======== Records
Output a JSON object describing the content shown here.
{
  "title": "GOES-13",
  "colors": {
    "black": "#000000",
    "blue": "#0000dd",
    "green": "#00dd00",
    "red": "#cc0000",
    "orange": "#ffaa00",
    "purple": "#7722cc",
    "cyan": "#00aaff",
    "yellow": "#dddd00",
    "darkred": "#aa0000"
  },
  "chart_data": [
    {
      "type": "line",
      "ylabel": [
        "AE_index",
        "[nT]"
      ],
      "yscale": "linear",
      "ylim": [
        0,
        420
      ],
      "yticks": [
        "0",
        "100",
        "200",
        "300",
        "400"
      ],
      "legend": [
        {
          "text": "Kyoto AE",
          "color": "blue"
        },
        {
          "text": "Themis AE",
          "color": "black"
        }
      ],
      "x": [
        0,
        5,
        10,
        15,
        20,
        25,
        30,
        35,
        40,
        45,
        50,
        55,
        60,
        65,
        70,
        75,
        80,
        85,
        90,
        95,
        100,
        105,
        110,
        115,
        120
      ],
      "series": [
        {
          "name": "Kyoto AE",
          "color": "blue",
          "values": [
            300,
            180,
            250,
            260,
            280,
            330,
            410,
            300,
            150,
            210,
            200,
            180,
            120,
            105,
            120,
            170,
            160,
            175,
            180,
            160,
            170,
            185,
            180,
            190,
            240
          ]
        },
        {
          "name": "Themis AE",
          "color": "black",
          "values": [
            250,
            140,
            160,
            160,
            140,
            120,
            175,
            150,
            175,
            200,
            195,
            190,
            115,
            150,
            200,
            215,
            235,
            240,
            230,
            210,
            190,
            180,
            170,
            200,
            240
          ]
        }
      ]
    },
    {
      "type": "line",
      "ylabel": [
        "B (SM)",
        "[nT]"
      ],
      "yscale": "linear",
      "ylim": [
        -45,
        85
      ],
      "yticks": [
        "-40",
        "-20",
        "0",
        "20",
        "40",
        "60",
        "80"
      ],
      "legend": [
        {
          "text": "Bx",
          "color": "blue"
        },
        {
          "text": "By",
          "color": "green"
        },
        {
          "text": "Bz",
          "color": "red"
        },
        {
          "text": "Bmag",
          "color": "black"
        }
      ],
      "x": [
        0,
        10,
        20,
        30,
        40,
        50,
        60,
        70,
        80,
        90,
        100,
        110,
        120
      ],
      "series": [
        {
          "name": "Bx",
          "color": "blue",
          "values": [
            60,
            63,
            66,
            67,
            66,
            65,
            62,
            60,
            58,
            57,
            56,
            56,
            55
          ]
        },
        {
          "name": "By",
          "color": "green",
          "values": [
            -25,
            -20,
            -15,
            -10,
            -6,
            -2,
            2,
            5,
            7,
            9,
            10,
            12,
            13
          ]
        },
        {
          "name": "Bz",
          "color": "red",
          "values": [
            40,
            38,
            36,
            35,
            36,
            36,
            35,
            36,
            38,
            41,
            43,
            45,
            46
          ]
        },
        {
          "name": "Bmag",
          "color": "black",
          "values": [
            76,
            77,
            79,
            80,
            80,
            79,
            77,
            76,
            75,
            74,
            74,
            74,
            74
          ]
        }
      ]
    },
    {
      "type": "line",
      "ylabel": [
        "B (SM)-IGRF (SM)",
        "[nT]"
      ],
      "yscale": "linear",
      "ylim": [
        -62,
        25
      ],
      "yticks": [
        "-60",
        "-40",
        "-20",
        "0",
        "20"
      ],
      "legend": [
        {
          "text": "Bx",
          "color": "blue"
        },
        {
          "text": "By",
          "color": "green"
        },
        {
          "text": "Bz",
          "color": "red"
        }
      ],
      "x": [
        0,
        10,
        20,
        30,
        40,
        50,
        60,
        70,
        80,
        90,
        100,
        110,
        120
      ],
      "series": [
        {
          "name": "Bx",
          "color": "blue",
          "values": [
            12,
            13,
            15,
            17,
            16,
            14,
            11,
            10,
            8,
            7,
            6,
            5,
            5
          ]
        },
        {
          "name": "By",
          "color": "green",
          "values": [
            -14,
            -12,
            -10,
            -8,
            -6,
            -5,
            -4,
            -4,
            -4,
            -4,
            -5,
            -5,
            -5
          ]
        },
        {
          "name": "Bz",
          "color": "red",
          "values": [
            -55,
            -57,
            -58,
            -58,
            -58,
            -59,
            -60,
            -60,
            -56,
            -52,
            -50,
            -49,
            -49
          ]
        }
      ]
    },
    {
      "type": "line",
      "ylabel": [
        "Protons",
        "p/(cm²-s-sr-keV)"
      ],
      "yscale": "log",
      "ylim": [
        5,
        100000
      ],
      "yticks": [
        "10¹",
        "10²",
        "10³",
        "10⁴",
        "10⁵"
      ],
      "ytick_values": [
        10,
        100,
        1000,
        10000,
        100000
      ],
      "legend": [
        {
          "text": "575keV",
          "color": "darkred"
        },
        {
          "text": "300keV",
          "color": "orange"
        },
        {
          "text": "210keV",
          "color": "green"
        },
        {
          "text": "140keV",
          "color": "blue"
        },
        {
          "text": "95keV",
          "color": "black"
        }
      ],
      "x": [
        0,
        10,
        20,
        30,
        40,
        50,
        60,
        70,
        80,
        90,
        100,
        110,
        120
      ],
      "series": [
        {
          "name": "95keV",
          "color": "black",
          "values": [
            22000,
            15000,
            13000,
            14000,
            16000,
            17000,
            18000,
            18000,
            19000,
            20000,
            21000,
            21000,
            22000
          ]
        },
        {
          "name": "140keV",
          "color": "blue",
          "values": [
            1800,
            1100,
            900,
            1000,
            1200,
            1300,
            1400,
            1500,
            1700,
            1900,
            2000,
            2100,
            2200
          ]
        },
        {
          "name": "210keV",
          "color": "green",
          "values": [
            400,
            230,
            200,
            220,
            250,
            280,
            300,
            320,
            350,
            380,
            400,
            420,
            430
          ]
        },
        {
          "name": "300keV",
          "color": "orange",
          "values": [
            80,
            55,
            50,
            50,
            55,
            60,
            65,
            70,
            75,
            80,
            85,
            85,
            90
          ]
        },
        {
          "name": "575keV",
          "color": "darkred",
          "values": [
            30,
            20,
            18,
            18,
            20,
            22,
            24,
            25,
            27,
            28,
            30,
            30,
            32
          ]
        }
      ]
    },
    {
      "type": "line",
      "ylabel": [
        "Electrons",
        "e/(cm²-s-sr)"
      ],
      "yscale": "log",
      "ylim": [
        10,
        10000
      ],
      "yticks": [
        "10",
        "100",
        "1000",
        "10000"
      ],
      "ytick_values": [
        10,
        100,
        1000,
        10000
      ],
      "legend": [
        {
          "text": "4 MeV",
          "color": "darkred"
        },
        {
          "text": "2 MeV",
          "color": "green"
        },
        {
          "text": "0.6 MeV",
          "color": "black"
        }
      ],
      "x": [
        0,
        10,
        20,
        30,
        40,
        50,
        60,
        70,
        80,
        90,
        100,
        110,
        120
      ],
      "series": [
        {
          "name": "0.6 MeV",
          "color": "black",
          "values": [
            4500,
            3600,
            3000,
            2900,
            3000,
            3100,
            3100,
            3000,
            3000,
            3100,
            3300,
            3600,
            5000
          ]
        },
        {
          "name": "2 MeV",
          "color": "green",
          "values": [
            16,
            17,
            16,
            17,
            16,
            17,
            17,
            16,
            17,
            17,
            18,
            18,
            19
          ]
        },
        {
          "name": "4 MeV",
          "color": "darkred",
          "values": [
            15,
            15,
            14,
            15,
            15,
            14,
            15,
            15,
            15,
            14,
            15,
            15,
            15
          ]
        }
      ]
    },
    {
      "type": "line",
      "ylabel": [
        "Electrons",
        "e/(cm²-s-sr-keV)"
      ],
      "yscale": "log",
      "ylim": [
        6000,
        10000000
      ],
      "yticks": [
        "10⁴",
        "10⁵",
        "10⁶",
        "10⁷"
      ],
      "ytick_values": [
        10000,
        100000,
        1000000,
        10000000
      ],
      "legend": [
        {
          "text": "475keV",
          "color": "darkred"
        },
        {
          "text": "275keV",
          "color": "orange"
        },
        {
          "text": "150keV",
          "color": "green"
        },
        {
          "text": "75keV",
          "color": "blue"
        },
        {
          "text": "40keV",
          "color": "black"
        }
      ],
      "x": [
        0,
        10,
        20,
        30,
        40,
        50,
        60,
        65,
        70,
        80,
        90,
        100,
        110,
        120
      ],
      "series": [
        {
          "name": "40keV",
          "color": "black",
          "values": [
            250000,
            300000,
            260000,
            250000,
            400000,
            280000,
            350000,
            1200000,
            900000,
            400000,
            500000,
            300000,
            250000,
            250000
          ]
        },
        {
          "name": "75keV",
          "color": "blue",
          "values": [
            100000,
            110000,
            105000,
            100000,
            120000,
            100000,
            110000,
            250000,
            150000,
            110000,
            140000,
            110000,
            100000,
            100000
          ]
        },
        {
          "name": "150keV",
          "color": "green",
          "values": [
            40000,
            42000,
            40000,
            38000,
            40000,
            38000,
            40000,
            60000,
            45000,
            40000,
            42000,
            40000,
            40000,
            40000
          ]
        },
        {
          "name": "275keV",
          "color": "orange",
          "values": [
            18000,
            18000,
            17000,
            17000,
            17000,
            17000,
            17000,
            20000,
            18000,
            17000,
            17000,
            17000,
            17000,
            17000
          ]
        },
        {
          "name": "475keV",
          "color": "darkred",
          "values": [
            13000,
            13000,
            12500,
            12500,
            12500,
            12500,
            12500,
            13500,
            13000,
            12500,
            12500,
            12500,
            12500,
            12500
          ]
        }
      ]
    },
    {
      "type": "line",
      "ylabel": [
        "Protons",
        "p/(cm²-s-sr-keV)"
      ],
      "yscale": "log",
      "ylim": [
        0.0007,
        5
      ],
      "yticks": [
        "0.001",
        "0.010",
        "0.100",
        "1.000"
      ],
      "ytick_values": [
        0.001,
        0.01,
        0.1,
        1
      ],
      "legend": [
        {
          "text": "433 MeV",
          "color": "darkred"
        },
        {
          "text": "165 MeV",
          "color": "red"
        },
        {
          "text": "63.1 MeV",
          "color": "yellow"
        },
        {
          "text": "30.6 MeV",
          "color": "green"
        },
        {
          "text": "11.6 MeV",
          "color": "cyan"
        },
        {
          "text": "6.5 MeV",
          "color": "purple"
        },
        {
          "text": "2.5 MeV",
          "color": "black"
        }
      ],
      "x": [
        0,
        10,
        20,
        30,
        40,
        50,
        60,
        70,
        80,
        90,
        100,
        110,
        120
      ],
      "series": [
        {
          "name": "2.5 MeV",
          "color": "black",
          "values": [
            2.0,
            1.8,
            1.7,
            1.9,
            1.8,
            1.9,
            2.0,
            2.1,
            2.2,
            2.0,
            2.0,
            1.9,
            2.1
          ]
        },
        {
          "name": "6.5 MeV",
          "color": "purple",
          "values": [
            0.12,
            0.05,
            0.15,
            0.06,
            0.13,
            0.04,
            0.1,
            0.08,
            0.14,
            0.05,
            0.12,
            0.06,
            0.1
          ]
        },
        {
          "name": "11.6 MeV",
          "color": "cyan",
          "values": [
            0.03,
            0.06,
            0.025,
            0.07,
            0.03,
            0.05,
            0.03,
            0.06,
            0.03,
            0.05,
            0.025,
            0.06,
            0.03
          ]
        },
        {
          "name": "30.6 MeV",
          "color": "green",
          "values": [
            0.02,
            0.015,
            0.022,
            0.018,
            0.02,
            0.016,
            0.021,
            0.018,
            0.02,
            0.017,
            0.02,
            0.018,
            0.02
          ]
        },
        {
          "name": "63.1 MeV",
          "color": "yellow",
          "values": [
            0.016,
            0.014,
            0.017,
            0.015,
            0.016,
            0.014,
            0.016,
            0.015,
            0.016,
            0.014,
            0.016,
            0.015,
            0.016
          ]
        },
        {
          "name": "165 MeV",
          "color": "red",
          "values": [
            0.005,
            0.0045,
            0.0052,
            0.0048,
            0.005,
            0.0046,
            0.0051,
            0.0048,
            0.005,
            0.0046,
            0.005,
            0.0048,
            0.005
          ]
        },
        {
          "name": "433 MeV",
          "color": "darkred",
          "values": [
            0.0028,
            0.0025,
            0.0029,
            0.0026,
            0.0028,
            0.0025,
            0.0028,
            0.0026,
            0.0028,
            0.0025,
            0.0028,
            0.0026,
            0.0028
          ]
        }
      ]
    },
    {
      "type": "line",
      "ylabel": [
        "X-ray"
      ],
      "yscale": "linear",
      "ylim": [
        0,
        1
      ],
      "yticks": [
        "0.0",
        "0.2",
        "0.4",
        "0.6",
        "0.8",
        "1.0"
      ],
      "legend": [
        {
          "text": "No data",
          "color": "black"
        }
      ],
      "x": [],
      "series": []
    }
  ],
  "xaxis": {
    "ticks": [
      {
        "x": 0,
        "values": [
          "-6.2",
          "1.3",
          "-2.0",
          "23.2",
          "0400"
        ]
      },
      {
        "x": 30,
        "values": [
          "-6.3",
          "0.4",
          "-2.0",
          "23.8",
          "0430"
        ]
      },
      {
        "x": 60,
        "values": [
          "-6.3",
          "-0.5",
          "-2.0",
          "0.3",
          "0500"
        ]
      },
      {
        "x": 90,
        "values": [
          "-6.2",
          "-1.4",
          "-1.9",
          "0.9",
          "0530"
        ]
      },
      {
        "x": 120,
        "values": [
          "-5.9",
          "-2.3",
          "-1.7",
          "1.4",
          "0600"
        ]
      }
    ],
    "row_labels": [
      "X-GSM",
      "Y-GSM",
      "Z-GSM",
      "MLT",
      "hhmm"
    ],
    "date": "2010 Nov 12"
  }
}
================
### [The exercise]
Of all the lines in the entries, how many contain the word "yellow"? Give only the number.

### [Exercise answer]
3